DIRECTIVE: Extract the lines that carry the string "Cuando" from the listing.

====== RECORD EXTRACTS ======

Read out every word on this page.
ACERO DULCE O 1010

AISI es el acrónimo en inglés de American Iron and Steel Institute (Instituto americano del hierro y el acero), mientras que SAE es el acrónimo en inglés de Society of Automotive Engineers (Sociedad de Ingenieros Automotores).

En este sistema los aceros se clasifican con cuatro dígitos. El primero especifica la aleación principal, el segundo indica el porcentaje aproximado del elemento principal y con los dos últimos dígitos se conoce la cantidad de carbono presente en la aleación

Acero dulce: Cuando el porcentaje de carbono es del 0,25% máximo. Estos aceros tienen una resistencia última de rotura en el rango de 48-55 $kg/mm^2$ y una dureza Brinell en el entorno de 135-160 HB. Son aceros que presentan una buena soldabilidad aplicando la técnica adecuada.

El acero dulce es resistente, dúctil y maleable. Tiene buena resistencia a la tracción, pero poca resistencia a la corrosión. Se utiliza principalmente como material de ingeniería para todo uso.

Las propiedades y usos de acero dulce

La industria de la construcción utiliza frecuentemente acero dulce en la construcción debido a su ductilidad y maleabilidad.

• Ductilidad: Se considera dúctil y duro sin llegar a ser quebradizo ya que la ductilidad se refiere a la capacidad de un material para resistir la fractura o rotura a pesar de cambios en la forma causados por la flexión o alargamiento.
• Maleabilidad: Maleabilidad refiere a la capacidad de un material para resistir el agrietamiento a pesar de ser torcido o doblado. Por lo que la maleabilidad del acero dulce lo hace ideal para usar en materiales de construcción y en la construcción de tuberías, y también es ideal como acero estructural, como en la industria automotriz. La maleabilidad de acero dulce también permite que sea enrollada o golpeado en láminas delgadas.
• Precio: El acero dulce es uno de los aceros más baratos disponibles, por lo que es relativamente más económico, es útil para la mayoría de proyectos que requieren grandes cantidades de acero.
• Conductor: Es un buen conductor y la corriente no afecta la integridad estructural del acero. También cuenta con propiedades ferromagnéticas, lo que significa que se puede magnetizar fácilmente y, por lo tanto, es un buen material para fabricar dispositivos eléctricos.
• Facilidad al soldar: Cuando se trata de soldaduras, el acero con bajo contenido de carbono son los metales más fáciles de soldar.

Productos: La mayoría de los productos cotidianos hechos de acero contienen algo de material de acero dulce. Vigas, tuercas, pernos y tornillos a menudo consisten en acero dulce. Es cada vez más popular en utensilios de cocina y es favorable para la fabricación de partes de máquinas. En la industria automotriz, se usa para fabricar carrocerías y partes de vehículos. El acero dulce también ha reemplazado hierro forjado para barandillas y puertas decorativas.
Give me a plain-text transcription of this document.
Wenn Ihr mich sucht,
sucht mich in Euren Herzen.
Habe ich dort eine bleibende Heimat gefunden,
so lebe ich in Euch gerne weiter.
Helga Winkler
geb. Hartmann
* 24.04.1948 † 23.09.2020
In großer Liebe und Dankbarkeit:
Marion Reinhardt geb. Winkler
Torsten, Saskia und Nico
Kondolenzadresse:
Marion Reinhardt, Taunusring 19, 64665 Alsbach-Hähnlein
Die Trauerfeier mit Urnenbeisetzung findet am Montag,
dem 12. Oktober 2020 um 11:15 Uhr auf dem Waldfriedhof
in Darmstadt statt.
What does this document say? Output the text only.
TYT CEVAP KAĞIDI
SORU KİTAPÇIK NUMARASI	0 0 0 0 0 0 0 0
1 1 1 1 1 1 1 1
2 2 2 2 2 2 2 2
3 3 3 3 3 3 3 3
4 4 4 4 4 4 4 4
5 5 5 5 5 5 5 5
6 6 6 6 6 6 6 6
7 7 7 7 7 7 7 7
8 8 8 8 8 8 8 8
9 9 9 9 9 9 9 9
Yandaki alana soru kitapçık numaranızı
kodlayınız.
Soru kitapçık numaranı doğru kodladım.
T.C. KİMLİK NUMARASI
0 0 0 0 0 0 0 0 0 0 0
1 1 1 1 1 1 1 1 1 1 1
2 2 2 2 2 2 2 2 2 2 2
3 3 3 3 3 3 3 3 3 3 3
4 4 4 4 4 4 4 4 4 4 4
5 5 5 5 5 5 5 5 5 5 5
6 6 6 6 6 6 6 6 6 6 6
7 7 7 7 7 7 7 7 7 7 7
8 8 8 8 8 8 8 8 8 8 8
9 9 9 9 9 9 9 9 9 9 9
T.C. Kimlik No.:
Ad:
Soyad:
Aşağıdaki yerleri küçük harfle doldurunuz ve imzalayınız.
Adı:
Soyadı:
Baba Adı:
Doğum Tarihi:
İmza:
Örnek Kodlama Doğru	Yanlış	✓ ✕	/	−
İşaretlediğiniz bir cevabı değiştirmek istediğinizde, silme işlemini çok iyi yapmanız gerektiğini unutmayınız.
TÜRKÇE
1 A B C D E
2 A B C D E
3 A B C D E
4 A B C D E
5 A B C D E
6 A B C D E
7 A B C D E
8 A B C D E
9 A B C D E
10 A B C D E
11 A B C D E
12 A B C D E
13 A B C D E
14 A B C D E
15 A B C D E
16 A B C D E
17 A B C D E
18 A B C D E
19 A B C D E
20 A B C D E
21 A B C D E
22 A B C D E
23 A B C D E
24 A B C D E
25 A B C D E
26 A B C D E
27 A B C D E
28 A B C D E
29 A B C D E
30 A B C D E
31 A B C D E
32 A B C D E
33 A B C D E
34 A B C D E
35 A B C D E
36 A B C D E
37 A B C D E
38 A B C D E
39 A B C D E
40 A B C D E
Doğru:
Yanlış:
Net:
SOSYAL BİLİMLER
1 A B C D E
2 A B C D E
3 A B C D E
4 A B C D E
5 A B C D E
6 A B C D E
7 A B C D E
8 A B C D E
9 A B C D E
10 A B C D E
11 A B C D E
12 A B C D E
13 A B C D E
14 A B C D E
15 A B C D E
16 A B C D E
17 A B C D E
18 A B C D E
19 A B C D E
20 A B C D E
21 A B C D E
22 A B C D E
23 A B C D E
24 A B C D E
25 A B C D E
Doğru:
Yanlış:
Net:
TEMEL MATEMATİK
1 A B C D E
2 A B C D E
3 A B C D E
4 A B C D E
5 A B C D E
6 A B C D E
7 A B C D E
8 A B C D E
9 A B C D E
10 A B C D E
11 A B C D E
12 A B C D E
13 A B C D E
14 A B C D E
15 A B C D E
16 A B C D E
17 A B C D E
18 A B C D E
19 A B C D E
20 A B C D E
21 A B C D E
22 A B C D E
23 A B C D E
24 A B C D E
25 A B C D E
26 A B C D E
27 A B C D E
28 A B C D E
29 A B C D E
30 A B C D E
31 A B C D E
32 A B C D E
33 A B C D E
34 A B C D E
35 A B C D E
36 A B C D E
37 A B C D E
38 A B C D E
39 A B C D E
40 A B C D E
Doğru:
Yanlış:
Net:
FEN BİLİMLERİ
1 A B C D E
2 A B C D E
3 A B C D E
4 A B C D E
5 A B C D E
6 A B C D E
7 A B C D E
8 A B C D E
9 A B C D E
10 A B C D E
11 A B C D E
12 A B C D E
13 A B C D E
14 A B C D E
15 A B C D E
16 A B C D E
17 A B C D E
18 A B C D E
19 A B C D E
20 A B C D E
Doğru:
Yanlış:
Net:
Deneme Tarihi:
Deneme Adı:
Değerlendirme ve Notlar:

======

ANSWER TO THE PROBLEM:
Acero dulce: Cuando el porcentaje de carbono es del 0,25% máximo. Estos aceros tienen una resistencia última de rotura en el rango de 48-55 $kg/mm^2$ y una dureza Brinell en el entorno de 135-160 HB. Son aceros que presentan una buena soldabilidad aplicando la técnica adecuada.
• Facilidad al soldar: Cuando se trata de soldaduras, el acero con bajo contenido de carbono son los metales más fáciles de soldar.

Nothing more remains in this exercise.